Direction →
Using the entries that follow, collect the lines where the word "this" appears.

[Stored entries]
::::::::
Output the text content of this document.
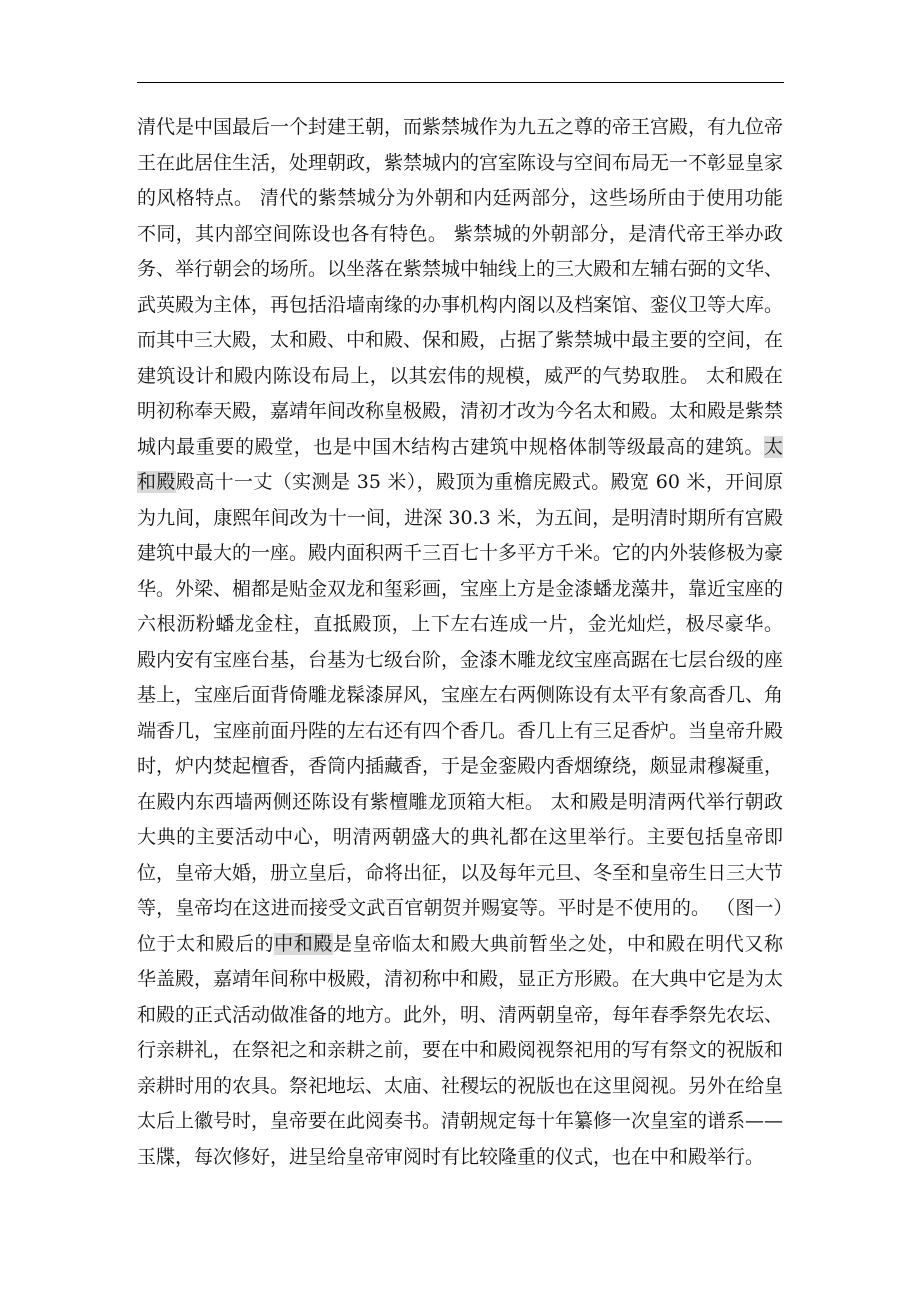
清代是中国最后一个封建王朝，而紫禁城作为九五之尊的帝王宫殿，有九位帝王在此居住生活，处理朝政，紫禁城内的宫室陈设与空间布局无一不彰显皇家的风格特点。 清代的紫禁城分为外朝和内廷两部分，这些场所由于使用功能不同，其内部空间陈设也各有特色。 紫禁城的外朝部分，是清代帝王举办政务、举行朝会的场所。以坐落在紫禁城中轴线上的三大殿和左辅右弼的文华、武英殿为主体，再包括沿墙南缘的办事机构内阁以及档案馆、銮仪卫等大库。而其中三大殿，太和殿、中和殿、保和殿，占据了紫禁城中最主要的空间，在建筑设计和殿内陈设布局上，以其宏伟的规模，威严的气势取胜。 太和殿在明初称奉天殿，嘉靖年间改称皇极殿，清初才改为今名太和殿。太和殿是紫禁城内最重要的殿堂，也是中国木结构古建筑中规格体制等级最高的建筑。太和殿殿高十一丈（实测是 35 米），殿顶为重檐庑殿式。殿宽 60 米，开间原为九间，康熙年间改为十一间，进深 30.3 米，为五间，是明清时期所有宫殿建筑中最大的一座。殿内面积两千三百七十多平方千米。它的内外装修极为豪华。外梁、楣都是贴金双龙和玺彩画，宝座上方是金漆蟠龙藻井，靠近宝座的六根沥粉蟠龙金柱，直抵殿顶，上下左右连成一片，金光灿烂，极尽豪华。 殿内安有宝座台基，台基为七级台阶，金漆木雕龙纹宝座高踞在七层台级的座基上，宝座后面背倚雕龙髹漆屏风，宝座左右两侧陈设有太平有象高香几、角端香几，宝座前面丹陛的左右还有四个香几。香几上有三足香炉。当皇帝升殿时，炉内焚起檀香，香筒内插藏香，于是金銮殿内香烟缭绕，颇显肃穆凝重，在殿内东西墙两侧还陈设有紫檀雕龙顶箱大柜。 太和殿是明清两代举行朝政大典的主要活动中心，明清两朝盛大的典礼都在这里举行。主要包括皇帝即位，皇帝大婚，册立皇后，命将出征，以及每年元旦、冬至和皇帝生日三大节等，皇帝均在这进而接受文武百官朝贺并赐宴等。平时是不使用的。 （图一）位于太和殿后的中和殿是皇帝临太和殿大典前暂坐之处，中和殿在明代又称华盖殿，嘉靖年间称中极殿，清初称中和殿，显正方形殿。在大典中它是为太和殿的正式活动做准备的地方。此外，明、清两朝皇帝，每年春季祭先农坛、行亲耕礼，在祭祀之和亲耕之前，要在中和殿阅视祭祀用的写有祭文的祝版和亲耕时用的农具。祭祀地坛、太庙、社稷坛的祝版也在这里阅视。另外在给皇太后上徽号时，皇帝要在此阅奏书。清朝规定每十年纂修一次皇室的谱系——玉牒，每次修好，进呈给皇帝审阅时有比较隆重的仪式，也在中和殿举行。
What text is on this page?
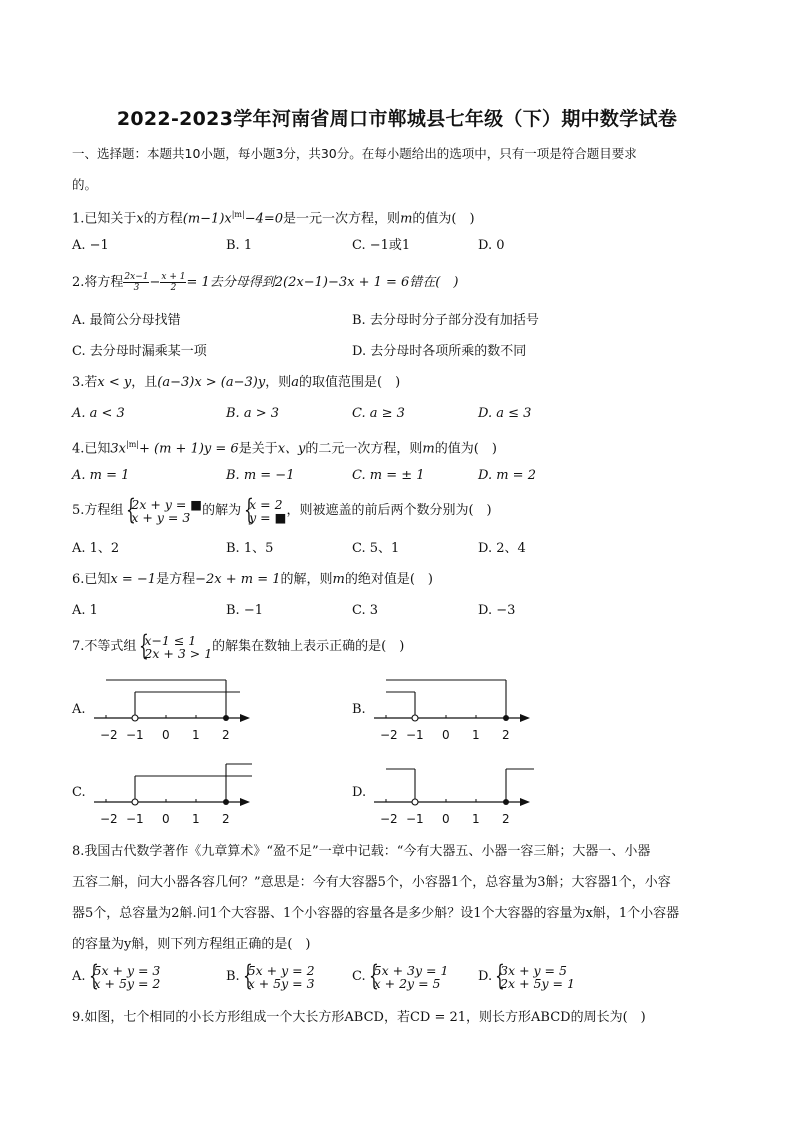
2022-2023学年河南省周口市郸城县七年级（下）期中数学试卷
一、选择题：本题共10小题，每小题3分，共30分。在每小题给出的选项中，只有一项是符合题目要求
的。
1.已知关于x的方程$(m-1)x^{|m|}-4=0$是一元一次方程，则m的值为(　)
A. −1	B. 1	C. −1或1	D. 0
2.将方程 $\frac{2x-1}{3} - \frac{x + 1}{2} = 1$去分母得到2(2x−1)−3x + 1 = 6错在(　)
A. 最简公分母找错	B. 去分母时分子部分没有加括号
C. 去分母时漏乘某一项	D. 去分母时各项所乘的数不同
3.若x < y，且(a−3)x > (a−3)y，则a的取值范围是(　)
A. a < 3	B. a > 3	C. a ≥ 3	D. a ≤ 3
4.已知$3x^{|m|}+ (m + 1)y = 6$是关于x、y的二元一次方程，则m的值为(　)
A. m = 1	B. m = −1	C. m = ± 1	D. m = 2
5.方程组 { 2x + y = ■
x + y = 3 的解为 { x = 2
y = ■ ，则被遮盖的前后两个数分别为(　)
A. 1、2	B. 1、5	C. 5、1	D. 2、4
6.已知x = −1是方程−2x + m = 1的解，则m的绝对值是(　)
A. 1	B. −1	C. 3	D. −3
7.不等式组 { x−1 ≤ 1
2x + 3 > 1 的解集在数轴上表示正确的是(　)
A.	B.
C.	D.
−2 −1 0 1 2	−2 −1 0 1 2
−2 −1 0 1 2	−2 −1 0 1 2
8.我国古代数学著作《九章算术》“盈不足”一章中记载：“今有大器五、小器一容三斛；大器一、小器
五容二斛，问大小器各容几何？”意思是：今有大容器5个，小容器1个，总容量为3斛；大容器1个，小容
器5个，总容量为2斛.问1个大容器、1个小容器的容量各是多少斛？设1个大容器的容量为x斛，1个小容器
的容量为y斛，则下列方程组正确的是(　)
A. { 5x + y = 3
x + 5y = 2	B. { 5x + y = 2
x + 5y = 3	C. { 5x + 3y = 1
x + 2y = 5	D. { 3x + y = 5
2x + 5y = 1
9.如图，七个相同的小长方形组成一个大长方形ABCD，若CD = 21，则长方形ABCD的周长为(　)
::::::::
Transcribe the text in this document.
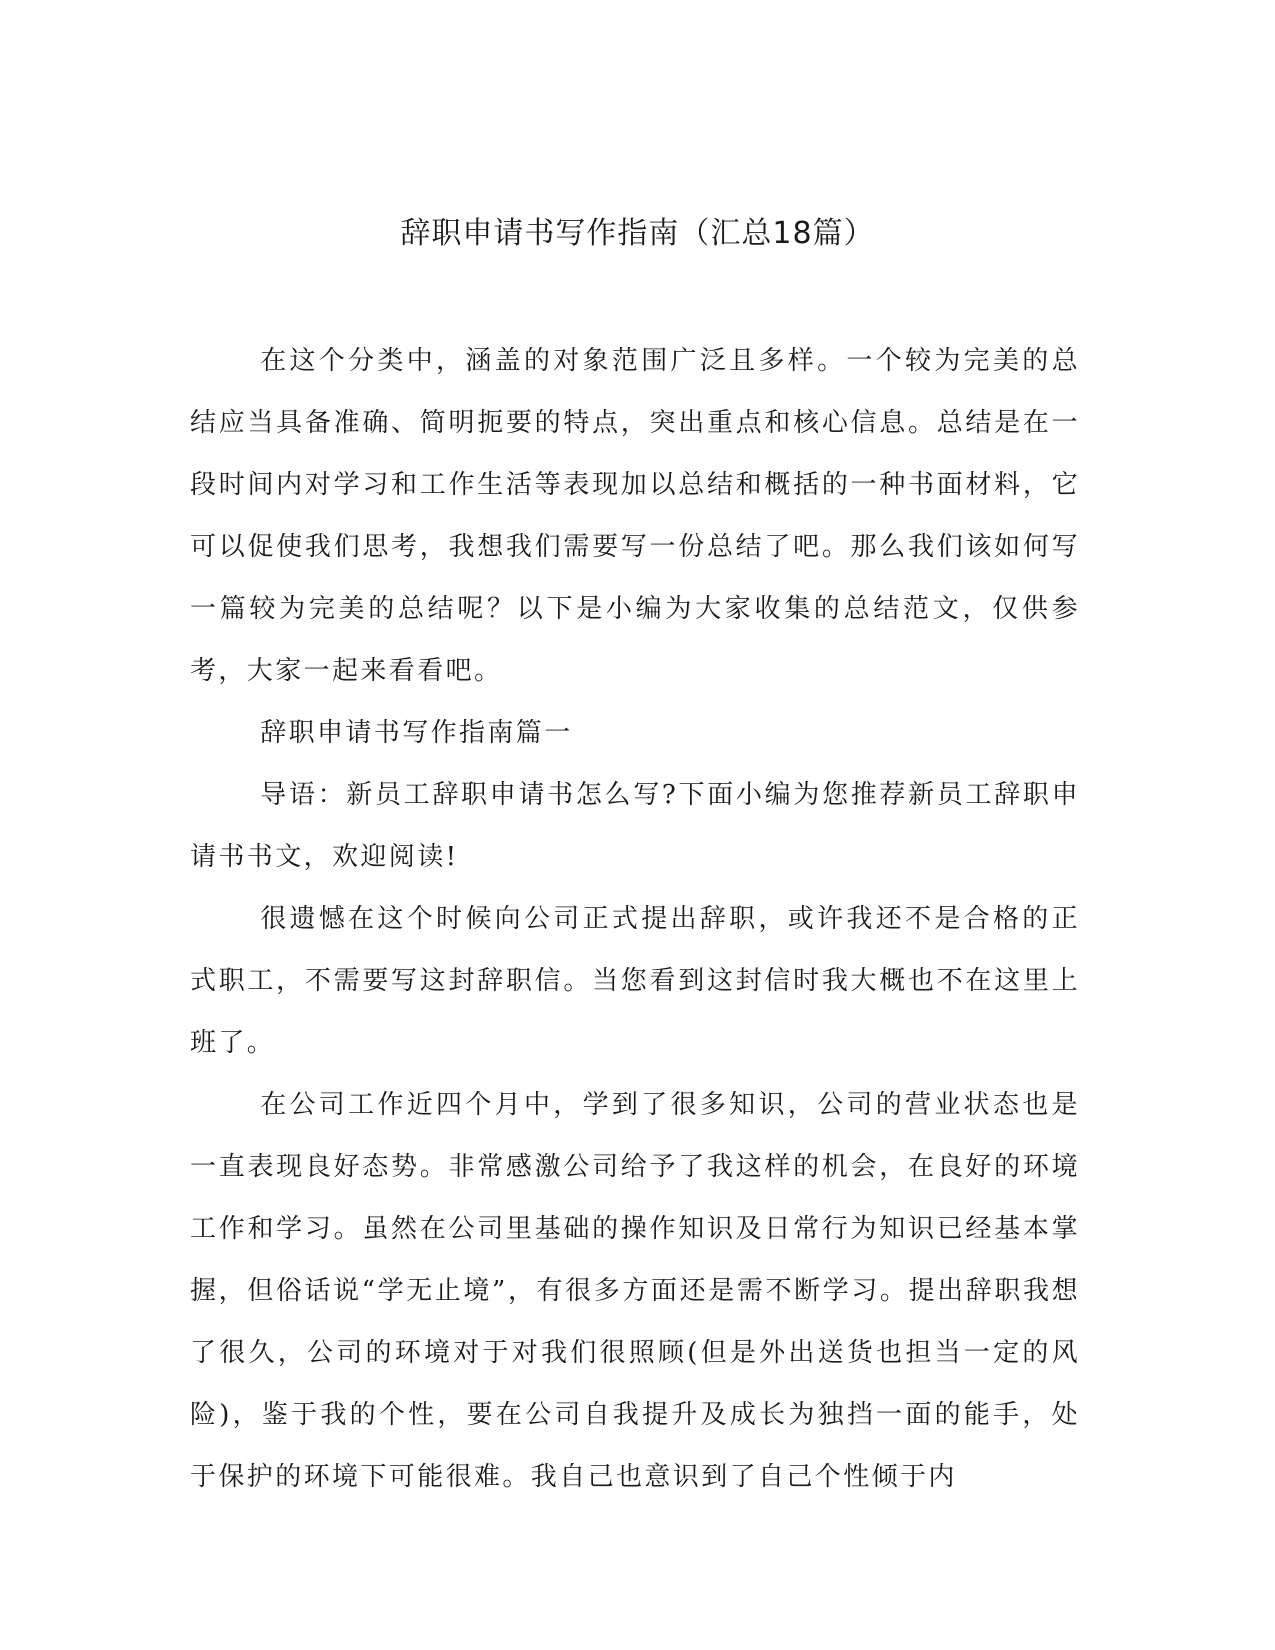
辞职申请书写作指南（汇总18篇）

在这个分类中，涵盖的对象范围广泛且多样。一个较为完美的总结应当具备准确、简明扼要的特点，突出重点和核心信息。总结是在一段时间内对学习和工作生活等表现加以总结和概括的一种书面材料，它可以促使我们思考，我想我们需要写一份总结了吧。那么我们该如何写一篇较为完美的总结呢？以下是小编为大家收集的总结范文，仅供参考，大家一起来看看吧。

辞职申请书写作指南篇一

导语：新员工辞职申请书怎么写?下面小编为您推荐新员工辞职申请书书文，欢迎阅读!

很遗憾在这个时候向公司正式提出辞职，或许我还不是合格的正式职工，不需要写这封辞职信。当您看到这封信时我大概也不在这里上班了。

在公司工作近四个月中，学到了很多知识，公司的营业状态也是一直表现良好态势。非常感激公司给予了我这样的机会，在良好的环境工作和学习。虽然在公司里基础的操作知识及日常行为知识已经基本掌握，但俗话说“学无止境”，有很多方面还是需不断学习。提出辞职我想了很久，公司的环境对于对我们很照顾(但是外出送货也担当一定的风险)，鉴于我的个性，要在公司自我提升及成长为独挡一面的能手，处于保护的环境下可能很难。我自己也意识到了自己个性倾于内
::::::::
Exercise output →
Output the text content of this document.
What text is on this page?
Transcribe the text in this document.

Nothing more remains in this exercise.